WHAT TO DO.
Pick out and copy every line in the items below that contains the word "about". Case counts.

## begin TASK INPUT

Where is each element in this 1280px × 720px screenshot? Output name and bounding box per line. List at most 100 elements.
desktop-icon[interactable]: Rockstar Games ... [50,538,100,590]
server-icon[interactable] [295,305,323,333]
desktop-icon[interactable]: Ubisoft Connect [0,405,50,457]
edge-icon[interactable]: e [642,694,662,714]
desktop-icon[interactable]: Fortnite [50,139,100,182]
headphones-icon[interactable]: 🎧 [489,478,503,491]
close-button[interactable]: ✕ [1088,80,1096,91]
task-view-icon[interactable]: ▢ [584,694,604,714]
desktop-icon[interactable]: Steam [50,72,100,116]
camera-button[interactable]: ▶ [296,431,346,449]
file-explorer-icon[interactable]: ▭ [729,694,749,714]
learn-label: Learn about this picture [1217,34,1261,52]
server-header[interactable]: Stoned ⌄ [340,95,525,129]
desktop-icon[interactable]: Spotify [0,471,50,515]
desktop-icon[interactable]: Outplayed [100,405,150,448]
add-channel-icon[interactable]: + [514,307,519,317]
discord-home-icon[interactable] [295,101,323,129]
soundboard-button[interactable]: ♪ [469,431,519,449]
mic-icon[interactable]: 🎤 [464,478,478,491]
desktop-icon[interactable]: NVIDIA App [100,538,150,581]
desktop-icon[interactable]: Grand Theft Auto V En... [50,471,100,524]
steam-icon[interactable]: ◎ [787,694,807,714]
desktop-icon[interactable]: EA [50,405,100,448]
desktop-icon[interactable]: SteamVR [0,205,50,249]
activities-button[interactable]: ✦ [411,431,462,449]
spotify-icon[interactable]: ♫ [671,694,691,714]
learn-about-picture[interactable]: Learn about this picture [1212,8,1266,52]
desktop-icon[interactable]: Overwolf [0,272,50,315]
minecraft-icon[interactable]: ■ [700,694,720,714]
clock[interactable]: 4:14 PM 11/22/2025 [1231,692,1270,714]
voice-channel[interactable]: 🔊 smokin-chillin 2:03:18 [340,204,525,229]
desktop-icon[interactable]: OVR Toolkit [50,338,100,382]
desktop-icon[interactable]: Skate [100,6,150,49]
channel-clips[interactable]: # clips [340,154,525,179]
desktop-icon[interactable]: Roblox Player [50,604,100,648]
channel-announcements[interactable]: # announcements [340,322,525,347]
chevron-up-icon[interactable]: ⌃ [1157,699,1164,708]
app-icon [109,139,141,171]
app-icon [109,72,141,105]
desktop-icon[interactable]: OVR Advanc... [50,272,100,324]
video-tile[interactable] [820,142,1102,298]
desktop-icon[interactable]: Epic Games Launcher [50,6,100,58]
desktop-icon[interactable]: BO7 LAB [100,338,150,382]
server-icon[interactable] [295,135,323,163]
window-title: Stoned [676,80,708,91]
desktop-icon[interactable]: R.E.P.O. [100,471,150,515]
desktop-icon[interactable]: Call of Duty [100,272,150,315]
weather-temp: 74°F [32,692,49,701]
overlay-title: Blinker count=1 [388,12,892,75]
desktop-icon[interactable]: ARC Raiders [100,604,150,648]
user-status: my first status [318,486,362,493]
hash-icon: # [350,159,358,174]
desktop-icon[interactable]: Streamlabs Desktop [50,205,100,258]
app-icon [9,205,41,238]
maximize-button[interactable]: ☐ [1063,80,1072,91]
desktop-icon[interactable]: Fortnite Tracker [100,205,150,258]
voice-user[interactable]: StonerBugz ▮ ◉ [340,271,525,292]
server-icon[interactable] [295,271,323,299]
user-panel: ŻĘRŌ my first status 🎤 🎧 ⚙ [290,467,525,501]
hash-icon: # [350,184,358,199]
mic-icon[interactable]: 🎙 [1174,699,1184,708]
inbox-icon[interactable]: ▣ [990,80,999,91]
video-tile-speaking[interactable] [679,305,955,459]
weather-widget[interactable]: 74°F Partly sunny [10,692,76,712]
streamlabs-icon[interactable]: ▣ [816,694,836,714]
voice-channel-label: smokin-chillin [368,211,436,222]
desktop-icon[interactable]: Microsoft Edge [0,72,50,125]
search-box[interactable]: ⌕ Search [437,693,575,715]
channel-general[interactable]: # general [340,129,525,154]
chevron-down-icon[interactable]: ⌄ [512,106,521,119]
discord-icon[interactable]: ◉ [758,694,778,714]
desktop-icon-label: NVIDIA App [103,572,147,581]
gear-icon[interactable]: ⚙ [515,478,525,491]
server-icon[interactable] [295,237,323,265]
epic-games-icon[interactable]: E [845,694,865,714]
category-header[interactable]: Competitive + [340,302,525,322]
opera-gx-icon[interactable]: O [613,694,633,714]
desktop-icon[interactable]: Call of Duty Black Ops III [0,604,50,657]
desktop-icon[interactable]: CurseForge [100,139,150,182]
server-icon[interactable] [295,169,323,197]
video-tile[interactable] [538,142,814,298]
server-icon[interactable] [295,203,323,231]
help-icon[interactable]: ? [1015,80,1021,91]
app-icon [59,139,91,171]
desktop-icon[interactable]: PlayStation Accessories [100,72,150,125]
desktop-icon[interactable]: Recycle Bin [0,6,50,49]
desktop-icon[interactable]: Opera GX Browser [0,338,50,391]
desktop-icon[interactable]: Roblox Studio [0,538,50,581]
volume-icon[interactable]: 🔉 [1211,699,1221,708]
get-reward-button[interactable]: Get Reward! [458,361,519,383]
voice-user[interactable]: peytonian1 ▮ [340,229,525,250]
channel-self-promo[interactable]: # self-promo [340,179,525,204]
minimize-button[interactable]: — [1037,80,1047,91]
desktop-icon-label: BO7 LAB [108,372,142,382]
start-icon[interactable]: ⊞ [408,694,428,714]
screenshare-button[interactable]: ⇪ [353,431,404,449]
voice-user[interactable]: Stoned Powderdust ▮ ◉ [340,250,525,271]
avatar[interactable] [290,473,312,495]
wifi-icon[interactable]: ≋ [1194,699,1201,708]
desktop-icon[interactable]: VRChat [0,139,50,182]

## end TASK INPUT

SOLUTION.
learn-label: Learn about this picture [1217,34,1261,52]
learn-about-picture[interactable]: Learn about this picture [1212,8,1266,52]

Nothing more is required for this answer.